[SHORT PROBLEM]: Filter the entries, keeping every line with the word "ЕГРЮЛ".

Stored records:
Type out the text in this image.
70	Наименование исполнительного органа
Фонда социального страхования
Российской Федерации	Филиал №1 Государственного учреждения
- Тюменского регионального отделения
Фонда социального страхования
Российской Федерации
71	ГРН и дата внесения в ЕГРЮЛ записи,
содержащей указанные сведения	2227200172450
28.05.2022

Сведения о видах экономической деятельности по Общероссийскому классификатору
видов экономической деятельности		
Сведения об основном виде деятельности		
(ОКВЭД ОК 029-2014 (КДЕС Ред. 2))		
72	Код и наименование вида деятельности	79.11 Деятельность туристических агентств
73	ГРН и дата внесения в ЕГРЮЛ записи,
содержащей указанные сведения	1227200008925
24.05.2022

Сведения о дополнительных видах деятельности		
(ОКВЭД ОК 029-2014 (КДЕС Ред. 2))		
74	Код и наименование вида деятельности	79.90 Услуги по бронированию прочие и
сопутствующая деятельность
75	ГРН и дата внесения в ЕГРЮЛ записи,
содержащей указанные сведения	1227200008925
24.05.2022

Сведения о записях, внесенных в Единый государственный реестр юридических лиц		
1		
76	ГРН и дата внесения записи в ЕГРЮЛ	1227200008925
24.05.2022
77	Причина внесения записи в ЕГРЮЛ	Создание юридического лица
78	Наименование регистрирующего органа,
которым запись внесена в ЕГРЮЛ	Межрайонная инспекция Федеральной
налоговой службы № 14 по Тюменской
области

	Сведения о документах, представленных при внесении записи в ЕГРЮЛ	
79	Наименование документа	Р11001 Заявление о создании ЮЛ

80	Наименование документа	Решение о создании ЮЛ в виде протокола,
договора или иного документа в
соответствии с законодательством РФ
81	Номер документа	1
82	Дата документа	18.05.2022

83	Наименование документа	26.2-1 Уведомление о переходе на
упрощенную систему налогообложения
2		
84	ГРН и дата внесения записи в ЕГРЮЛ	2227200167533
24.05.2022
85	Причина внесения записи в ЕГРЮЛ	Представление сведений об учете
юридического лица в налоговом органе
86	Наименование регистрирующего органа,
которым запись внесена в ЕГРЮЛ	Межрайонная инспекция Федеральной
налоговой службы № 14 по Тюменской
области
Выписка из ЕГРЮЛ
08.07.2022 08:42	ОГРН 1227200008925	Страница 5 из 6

[SOLUTION]:
71	ГРН и дата внесения в ЕГРЮЛ записи,
73	ГРН и дата внесения в ЕГРЮЛ записи,
75	ГРН и дата внесения в ЕГРЮЛ записи,
76	ГРН и дата внесения записи в ЕГРЮЛ	1227200008925
77	Причина внесения записи в ЕГРЮЛ	Создание юридического лица
которым запись внесена в ЕГРЮЛ	Межрайонная инспекция Федеральной
	Сведения о документах, представленных при внесении записи в ЕГРЮЛ	
84	ГРН и дата внесения записи в ЕГРЮЛ	2227200167533
85	Причина внесения записи в ЕГРЮЛ	Представление сведений об учете
которым запись внесена в ЕГРЮЛ	Межрайонная инспекция Федеральной
Выписка из ЕГРЮЛ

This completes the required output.